* START PROVIDED DATA *
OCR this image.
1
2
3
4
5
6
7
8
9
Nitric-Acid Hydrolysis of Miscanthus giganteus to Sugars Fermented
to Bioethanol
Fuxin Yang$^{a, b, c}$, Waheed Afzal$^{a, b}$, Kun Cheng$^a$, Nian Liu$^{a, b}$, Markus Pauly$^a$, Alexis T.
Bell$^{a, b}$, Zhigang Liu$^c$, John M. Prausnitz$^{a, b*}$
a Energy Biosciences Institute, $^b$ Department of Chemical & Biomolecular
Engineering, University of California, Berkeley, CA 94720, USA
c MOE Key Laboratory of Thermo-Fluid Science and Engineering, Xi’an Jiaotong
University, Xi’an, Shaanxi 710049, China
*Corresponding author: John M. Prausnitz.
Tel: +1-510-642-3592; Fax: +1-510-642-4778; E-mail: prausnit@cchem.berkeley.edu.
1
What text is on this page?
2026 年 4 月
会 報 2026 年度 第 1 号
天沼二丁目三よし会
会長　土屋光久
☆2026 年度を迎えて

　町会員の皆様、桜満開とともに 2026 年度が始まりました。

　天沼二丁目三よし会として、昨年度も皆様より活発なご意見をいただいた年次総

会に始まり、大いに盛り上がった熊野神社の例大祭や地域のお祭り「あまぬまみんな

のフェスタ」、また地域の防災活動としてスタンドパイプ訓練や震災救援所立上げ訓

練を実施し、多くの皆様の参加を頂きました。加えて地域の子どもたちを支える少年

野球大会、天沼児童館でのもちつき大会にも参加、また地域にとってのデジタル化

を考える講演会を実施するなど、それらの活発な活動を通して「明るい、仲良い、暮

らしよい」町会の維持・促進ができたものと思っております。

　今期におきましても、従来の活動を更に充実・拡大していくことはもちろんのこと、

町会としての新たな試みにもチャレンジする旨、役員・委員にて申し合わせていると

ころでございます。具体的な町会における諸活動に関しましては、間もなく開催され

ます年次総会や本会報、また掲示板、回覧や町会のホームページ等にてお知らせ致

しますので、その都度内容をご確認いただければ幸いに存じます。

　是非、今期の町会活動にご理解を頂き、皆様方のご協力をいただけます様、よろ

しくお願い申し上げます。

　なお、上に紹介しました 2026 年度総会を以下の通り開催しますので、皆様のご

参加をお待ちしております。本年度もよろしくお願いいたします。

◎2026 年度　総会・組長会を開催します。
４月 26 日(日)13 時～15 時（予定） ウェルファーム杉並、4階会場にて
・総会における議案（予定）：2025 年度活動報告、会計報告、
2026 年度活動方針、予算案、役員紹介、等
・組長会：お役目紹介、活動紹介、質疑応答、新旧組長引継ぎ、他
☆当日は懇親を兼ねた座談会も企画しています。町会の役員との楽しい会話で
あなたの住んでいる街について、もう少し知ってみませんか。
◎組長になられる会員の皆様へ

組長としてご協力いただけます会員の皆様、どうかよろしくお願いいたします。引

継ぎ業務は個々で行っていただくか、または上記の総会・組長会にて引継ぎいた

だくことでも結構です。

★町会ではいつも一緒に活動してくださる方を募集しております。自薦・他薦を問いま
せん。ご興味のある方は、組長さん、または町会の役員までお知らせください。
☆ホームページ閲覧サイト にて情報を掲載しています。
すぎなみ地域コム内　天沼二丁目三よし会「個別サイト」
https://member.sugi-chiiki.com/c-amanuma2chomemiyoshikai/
* END PROVIDED DATA *
PROBLEM DESCRIPTION
Take the data above and return it exactly.

THE RESPONSE
OCR this image.
1
2
3
4
5
6
7
8
9
Nitric-Acid Hydrolysis of Miscanthus giganteus to Sugars Fermented
to Bioethanol
Fuxin Yang$^{a, b, c}$, Waheed Afzal$^{a, b}$, Kun Cheng$^a$, Nian Liu$^{a, b}$, Markus Pauly$^a$, Alexis T.
Bell$^{a, b}$, Zhigang Liu$^c$, John M. Prausnitz$^{a, b*}$
a Energy Biosciences Institute, $^b$ Department of Chemical & Biomolecular
Engineering, University of California, Berkeley, CA 94720, USA
c MOE Key Laboratory of Thermo-Fluid Science and Engineering, Xi’an Jiaotong
University, Xi’an, Shaanxi 710049, China
*Corresponding author: John M. Prausnitz.
Tel: +1-510-642-3592; Fax: +1-510-642-4778; E-mail: prausnit@cchem.berkeley.edu.
1
What text is on this page?
2026 年 4 月
会 報 2026 年度 第 1 号
天沼二丁目三よし会
会長　土屋光久
☆2026 年度を迎えて

　町会員の皆様、桜満開とともに 2026 年度が始まりました。

　天沼二丁目三よし会として、昨年度も皆様より活発なご意見をいただいた年次総

会に始まり、大いに盛り上がった熊野神社の例大祭や地域のお祭り「あまぬまみんな

のフェスタ」、また地域の防災活動としてスタンドパイプ訓練や震災救援所立上げ訓

練を実施し、多くの皆様の参加を頂きました。加えて地域の子どもたちを支える少年

野球大会、天沼児童館でのもちつき大会にも参加、また地域にとってのデジタル化

を考える講演会を実施するなど、それらの活発な活動を通して「明るい、仲良い、暮

らしよい」町会の維持・促進ができたものと思っております。

　今期におきましても、従来の活動を更に充実・拡大していくことはもちろんのこと、

町会としての新たな試みにもチャレンジする旨、役員・委員にて申し合わせていると

ころでございます。具体的な町会における諸活動に関しましては、間もなく開催され

ます年次総会や本会報、また掲示板、回覧や町会のホームページ等にてお知らせ致

しますので、その都度内容をご確認いただければ幸いに存じます。

　是非、今期の町会活動にご理解を頂き、皆様方のご協力をいただけます様、よろ

しくお願い申し上げます。

　なお、上に紹介しました 2026 年度総会を以下の通り開催しますので、皆様のご

参加をお待ちしております。本年度もよろしくお願いいたします。

◎2026 年度　総会・組長会を開催します。
４月 26 日(日)13 時～15 時（予定） ウェルファーム杉並、4階会場にて
・総会における議案（予定）：2025 年度活動報告、会計報告、
2026 年度活動方針、予算案、役員紹介、等
・組長会：お役目紹介、活動紹介、質疑応答、新旧組長引継ぎ、他
☆当日は懇親を兼ねた座談会も企画しています。町会の役員との楽しい会話で
あなたの住んでいる街について、もう少し知ってみませんか。
◎組長になられる会員の皆様へ

組長としてご協力いただけます会員の皆様、どうかよろしくお願いいたします。引

継ぎ業務は個々で行っていただくか、または上記の総会・組長会にて引継ぎいた

だくことでも結構です。

★町会ではいつも一緒に活動してくださる方を募集しております。自薦・他薦を問いま
せん。ご興味のある方は、組長さん、または町会の役員までお知らせください。
☆ホームページ閲覧サイト にて情報を掲載しています。
すぎなみ地域コム内　天沼二丁目三よし会「個別サイト」
https://member.sugi-chiiki.com/c-amanuma2chomemiyoshikai/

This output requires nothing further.